> [GIVEN EXERCISE] Every entry here needs to be repeated exactly.

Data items
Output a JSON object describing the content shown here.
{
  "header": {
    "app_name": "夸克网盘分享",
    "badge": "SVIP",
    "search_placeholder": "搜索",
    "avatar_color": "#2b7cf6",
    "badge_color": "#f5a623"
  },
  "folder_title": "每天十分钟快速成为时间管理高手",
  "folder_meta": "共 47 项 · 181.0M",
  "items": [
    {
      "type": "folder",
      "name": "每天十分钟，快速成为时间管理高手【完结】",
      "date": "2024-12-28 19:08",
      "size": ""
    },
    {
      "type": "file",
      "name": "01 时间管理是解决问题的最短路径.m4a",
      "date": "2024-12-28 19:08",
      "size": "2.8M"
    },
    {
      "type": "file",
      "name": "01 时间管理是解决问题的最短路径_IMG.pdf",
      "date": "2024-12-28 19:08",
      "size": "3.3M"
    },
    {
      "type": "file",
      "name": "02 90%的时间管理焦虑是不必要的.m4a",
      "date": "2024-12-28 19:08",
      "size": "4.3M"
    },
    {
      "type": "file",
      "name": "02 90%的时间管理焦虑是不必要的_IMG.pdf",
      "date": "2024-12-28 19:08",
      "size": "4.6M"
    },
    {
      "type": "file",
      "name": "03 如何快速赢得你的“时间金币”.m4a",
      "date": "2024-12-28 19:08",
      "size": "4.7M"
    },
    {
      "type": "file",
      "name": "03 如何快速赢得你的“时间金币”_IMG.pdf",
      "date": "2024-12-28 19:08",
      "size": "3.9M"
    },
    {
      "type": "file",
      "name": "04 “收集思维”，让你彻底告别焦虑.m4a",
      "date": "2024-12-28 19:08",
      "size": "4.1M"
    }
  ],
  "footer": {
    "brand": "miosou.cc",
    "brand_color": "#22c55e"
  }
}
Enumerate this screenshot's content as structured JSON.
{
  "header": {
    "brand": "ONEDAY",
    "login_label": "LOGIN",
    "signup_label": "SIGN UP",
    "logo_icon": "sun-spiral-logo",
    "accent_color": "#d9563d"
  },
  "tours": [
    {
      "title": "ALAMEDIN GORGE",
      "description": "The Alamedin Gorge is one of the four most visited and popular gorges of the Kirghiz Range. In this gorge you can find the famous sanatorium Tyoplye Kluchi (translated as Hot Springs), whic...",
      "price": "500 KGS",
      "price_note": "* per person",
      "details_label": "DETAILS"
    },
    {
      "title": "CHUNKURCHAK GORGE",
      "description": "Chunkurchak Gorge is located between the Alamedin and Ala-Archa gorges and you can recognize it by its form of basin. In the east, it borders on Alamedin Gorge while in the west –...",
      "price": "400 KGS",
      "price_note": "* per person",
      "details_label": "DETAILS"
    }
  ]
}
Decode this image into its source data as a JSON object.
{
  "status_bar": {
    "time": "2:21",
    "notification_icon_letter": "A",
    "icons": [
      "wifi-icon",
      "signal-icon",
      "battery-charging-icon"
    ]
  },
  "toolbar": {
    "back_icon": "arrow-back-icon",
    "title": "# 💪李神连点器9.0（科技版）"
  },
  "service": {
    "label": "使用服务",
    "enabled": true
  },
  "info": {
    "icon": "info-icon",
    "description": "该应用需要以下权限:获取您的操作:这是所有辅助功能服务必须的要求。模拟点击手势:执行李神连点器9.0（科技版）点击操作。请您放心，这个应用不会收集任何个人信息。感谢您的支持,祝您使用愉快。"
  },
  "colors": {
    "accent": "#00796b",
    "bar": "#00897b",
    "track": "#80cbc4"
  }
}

> [THE OUTPUT]
Output a JSON object describing the content shown here.
{
  "header": {
    "app_name": "夸克网盘分享",
    "badge": "SVIP",
    "search_placeholder": "搜索",
    "avatar_color": "#2b7cf6",
    "badge_color": "#f5a623"
  },
  "folder_title": "每天十分钟快速成为时间管理高手",
  "folder_meta": "共 47 项 · 181.0M",
  "items": [
    {
      "type": "folder",
      "name": "每天十分钟，快速成为时间管理高手【完结】",
      "date": "2024-12-28 19:08",
      "size": ""
    },
    {
      "type": "file",
      "name": "01 时间管理是解决问题的最短路径.m4a",
      "date": "2024-12-28 19:08",
      "size": "2.8M"
    },
    {
      "type": "file",
      "name": "01 时间管理是解决问题的最短路径_IMG.pdf",
      "date": "2024-12-28 19:08",
      "size": "3.3M"
    },
    {
      "type": "file",
      "name": "02 90%的时间管理焦虑是不必要的.m4a",
      "date": "2024-12-28 19:08",
      "size": "4.3M"
    },
    {
      "type": "file",
      "name": "02 90%的时间管理焦虑是不必要的_IMG.pdf",
      "date": "2024-12-28 19:08",
      "size": "4.6M"
    },
    {
      "type": "file",
      "name": "03 如何快速赢得你的“时间金币”.m4a",
      "date": "2024-12-28 19:08",
      "size": "4.7M"
    },
    {
      "type": "file",
      "name": "03 如何快速赢得你的“时间金币”_IMG.pdf",
      "date": "2024-12-28 19:08",
      "size": "3.9M"
    },
    {
      "type": "file",
      "name": "04 “收集思维”，让你彻底告别焦虑.m4a",
      "date": "2024-12-28 19:08",
      "size": "4.1M"
    }
  ],
  "footer": {
    "brand": "miosou.cc",
    "brand_color": "#22c55e"
  }
}
Enumerate this screenshot's content as structured JSON.
{
  "header": {
    "brand": "ONEDAY",
    "login_label": "LOGIN",
    "signup_label": "SIGN UP",
    "logo_icon": "sun-spiral-logo",
    "accent_color": "#d9563d"
  },
  "tours": [
    {
      "title": "ALAMEDIN GORGE",
      "description": "The Alamedin Gorge is one of the four most visited and popular gorges of the Kirghiz Range. In this gorge you can find the famous sanatorium Tyoplye Kluchi (translated as Hot Springs), whic...",
      "price": "500 KGS",
      "price_note": "* per person",
      "details_label": "DETAILS"
    },
    {
      "title": "CHUNKURCHAK GORGE",
      "description": "Chunkurchak Gorge is located between the Alamedin and Ala-Archa gorges and you can recognize it by its form of basin. In the east, it borders on Alamedin Gorge while in the west –...",
      "price": "400 KGS",
      "price_note": "* per person",
      "details_label": "DETAILS"
    }
  ]
}
Decode this image into its source data as a JSON object.
{
  "status_bar": {
    "time": "2:21",
    "notification_icon_letter": "A",
    "icons": [
      "wifi-icon",
      "signal-icon",
      "battery-charging-icon"
    ]
  },
  "toolbar": {
    "back_icon": "arrow-back-icon",
    "title": "# 💪李神连点器9.0（科技版）"
  },
  "service": {
    "label": "使用服务",
    "enabled": true
  },
  "info": {
    "icon": "info-icon",
    "description": "该应用需要以下权限:获取您的操作:这是所有辅助功能服务必须的要求。模拟点击手势:执行李神连点器9.0（科技版）点击操作。请您放心，这个应用不会收集任何个人信息。感谢您的支持,祝您使用愉快。"
  },
  "colors": {
    "accent": "#00796b",
    "bar": "#00897b",
    "track": "#80cbc4"
  }
}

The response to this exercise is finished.